> [Goal of the exercise]:
Please find all lines in the data that hold the string "зоны" and copy them.

··· Information provided

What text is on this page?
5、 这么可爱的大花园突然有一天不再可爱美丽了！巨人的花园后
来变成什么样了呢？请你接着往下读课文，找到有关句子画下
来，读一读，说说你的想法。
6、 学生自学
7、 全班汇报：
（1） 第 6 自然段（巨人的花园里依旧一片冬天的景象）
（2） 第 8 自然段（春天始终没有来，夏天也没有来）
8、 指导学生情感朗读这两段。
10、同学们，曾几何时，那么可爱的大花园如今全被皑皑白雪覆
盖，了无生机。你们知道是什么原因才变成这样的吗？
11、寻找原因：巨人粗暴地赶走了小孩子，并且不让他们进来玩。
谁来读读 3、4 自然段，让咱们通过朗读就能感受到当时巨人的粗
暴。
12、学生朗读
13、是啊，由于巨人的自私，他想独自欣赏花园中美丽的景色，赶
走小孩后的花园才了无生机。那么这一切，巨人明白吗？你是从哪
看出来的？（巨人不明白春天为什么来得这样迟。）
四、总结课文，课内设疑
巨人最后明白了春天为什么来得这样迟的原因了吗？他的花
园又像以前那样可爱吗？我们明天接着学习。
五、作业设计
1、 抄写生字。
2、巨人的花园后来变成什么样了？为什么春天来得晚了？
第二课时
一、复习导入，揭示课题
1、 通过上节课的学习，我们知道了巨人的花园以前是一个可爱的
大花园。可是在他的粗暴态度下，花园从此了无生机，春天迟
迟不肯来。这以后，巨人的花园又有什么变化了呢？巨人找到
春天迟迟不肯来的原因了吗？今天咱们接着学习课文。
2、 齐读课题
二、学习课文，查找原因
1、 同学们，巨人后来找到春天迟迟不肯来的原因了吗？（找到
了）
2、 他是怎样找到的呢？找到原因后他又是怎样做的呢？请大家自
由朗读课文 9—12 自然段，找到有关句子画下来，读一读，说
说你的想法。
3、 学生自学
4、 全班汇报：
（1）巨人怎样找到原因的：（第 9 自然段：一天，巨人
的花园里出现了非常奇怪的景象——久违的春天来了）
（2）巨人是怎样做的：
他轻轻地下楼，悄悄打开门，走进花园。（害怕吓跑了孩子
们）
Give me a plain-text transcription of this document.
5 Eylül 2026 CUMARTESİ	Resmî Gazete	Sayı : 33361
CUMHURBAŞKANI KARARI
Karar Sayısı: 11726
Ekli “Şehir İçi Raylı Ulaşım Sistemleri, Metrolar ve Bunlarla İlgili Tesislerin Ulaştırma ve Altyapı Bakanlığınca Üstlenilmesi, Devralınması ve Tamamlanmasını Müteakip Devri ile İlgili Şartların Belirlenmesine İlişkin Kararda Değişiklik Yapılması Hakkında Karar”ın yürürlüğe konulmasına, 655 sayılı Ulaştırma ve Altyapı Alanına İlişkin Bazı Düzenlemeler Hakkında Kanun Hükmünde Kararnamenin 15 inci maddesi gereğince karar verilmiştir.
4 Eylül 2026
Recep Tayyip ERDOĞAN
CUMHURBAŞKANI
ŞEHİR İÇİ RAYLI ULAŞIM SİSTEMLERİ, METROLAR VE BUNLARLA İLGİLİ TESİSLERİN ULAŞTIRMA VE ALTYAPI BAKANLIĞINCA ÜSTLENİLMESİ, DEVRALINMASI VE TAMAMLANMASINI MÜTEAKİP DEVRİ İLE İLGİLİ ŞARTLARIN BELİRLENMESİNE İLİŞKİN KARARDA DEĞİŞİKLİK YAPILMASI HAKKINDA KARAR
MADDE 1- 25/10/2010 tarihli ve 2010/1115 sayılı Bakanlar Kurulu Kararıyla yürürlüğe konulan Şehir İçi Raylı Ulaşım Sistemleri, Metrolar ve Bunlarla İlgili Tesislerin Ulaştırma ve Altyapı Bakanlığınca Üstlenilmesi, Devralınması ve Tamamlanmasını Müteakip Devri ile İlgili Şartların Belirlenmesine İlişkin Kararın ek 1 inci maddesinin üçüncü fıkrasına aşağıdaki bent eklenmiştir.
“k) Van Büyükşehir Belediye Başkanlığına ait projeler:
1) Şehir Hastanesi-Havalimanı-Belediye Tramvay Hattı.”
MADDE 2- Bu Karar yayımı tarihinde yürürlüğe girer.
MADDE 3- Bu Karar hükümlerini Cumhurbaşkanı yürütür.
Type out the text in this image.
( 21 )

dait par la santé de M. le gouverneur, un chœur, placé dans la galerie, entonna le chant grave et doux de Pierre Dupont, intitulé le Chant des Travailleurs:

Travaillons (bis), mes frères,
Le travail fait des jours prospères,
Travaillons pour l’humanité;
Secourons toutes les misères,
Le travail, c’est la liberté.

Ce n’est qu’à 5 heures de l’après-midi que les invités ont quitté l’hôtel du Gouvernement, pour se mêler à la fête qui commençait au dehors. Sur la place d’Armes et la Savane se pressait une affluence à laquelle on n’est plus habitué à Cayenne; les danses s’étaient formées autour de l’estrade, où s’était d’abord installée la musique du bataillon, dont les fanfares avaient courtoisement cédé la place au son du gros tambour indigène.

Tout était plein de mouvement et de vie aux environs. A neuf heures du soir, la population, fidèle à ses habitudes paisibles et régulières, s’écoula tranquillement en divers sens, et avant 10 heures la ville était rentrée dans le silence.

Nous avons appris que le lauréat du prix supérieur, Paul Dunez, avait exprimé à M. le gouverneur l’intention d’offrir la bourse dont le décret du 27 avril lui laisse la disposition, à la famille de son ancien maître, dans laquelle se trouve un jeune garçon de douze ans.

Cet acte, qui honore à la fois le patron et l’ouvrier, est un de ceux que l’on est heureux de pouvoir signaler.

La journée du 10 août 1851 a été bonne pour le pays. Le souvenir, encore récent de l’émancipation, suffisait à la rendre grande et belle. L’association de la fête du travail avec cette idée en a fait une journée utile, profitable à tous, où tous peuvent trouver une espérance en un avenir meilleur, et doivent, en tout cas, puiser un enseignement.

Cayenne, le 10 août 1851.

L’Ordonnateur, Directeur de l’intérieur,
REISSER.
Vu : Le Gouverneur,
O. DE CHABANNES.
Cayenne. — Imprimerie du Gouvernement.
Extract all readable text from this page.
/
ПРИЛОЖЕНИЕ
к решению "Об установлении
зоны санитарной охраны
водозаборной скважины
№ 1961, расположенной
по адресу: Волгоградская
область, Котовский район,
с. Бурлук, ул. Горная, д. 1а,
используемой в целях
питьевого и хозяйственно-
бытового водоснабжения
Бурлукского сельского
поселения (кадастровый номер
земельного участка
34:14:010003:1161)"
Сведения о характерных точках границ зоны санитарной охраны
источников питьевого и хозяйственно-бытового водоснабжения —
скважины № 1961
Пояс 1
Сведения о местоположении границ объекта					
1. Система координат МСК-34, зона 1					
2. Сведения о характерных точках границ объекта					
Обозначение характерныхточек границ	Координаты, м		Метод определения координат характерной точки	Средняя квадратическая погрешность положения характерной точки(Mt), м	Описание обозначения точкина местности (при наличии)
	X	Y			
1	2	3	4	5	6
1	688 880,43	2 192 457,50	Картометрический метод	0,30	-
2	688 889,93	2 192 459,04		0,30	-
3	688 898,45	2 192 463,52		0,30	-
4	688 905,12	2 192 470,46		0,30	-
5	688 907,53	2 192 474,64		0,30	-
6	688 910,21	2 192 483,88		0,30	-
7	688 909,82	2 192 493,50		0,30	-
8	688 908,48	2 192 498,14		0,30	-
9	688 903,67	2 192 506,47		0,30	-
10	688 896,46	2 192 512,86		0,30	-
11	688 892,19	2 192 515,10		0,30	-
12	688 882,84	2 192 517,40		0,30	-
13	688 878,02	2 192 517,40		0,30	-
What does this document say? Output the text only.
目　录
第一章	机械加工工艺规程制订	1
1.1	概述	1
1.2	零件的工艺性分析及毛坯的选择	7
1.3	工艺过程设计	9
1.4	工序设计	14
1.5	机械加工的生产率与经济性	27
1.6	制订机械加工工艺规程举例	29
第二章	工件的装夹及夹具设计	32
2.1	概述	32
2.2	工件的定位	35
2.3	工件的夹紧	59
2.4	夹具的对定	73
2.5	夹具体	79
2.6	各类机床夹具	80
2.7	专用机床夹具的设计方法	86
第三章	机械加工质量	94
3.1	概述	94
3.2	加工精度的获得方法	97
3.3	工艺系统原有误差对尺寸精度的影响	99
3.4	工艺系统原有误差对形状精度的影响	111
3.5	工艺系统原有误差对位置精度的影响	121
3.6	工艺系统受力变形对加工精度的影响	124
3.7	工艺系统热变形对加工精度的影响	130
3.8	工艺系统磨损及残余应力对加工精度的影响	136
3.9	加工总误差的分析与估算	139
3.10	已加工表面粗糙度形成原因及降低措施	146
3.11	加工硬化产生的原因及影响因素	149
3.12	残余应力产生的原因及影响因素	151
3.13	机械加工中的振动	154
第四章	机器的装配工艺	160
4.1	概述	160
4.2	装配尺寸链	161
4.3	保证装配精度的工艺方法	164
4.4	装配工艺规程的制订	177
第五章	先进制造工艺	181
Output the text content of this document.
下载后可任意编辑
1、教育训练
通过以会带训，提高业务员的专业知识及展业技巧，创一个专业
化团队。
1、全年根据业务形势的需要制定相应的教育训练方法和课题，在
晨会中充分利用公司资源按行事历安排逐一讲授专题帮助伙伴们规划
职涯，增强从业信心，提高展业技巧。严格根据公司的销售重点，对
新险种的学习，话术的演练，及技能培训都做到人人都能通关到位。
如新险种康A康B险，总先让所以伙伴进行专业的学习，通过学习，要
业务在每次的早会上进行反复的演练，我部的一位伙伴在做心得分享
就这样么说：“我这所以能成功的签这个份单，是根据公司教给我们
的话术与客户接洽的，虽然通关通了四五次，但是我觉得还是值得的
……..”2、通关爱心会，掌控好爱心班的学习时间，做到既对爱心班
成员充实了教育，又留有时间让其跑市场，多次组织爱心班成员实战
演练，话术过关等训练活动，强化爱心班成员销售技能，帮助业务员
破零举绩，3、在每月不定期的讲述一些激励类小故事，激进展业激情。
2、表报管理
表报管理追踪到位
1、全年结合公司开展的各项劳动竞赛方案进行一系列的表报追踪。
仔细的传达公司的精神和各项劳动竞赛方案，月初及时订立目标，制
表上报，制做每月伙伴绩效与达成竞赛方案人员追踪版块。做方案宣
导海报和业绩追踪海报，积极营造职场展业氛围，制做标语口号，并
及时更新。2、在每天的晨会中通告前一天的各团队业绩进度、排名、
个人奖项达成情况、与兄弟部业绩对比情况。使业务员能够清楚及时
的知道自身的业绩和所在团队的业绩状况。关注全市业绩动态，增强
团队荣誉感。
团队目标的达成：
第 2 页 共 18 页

······

> [Written solution]:
зоны санитарной охраны
Сведения о характерных точках границ зоны санитарной охраны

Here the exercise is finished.